[Begin DATA ENTRIES]

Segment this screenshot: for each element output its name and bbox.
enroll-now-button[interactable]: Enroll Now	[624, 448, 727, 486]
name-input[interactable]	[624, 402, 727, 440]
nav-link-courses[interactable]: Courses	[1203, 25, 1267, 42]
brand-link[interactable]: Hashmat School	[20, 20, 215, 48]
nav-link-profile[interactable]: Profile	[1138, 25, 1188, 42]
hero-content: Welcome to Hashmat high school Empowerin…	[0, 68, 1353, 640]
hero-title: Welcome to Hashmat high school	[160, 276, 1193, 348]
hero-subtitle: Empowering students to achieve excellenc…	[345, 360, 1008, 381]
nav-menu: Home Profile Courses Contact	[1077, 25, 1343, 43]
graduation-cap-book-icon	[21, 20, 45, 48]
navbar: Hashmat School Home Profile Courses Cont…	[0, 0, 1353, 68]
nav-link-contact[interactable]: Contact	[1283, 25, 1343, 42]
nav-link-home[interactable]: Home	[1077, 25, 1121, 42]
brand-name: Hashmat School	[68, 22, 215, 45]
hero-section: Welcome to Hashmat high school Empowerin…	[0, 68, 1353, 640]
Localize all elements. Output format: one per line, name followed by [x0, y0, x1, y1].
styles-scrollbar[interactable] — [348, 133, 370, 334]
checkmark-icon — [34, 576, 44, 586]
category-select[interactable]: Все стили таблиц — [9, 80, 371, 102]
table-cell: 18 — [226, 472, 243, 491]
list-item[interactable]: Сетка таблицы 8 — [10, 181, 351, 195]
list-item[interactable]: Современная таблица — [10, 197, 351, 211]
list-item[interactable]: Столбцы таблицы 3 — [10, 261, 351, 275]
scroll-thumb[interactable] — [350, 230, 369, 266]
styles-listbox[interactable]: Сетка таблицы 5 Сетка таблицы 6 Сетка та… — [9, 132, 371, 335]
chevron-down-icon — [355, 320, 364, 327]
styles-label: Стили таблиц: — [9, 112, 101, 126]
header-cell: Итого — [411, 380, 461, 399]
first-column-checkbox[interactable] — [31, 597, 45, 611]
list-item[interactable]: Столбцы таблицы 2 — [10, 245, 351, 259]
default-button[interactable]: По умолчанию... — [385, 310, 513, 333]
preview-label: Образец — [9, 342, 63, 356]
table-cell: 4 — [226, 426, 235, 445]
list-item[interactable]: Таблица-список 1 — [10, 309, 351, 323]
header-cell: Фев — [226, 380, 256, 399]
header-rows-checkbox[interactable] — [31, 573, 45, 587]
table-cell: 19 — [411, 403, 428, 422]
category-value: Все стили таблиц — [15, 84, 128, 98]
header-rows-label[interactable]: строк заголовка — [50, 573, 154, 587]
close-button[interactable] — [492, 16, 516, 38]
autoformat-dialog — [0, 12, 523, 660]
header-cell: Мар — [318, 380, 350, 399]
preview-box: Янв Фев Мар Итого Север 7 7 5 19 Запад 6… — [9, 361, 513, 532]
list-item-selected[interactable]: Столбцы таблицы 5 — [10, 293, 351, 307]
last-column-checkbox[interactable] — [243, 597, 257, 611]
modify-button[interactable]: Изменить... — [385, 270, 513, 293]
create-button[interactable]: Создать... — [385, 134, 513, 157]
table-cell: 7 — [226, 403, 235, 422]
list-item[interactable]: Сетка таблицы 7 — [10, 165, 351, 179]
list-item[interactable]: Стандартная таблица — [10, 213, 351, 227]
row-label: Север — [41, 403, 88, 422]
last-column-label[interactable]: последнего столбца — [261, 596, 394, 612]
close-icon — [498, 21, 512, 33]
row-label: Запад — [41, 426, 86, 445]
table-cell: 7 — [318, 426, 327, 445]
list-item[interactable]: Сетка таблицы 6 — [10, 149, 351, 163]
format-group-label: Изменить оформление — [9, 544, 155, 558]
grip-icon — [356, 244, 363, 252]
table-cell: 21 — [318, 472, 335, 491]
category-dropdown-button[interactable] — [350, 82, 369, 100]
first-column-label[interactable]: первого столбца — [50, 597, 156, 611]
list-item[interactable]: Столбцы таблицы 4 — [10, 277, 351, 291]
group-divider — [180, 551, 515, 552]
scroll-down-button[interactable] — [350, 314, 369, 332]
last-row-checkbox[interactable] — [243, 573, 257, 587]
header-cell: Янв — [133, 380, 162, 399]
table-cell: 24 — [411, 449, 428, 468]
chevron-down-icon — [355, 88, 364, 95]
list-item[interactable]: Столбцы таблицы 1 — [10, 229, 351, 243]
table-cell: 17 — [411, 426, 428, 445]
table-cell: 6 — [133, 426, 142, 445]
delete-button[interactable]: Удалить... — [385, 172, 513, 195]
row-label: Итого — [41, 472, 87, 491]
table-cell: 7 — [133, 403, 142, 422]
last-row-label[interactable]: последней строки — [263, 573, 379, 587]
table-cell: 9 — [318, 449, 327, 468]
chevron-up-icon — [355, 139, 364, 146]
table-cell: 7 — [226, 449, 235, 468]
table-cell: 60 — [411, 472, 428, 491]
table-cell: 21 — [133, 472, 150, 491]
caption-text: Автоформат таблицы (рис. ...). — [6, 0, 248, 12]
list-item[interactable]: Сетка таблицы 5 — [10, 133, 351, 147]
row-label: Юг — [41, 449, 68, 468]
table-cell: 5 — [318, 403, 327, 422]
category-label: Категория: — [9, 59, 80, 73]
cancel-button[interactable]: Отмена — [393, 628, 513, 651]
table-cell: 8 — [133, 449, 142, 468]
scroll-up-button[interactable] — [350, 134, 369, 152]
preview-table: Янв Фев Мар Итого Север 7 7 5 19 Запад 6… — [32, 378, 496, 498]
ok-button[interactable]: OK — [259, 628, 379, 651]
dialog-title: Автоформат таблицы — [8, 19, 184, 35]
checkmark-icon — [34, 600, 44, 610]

[End DATA ENTRIES]

EXERCISE DESCRIPTION:
Locate every line in the listing above that contains the word "Courses" and copy each of those lines in full.

ANSWER FOR THE TASK:
nav-link-courses[interactable]: Courses	[1203, 25, 1267, 42]
nav-menu: Home Profile Courses Contact	[1077, 25, 1343, 43]
navbar: Hashmat School Home Profile Courses Cont…	[0, 0, 1353, 68]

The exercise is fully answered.